Lines containing "JSON" are to be counted. Give the number and nothing more.

========

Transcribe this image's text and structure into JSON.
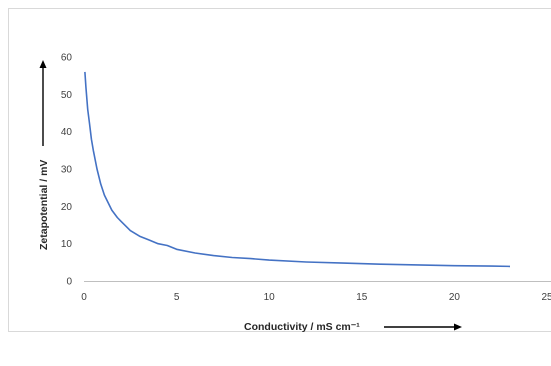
{
  "chart_data": {
    "type": "line",
    "title": "",
    "xlabel": "Conductivity / mS cm⁻¹",
    "ylabel": "Zetapotential / mV",
    "xlim": [
      0,
      25
    ],
    "ylim": [
      0,
      60
    ],
    "x_ticks": [
      "0",
      "5",
      "10",
      "15",
      "20",
      "25"
    ],
    "y_ticks": [
      "0",
      "10",
      "20",
      "30",
      "40",
      "50",
      "60"
    ],
    "grid": false,
    "legend": "none",
    "line_color": "#4472c4",
    "series": [
      {
        "x": [
          0.05,
          0.1,
          0.2,
          0.3,
          0.4,
          0.5,
          0.7,
          0.9,
          1.1,
          1.3,
          1.5,
          1.8,
          2.0,
          2.5,
          3.0,
          3.5,
          4.0,
          4.5,
          5.0,
          6.0,
          7.0,
          8.0,
          9.0,
          10.0,
          12.0,
          14.0,
          16.0,
          18.0,
          20.0,
          22.0,
          23.0
        ],
        "values": [
          56,
          52,
          46,
          42,
          38,
          35,
          30,
          26,
          23,
          21,
          19,
          17,
          16,
          13.5,
          12,
          11,
          10,
          9.5,
          8.5,
          7.5,
          6.8,
          6.3,
          6.0,
          5.6,
          5.1,
          4.8,
          4.5,
          4.3,
          4.1,
          4.0,
          3.9
        ]
      }
    ]
  }
}
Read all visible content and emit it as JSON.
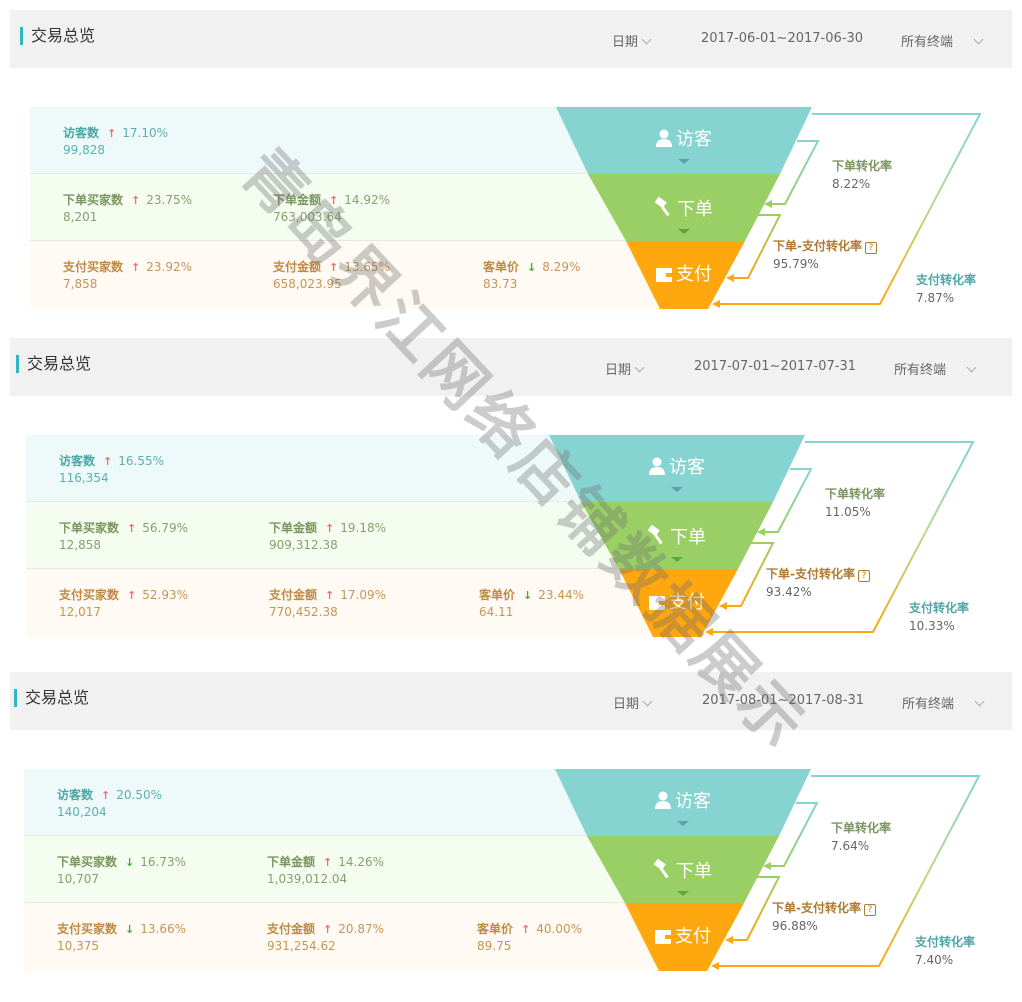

========

> [Expected answer]: 2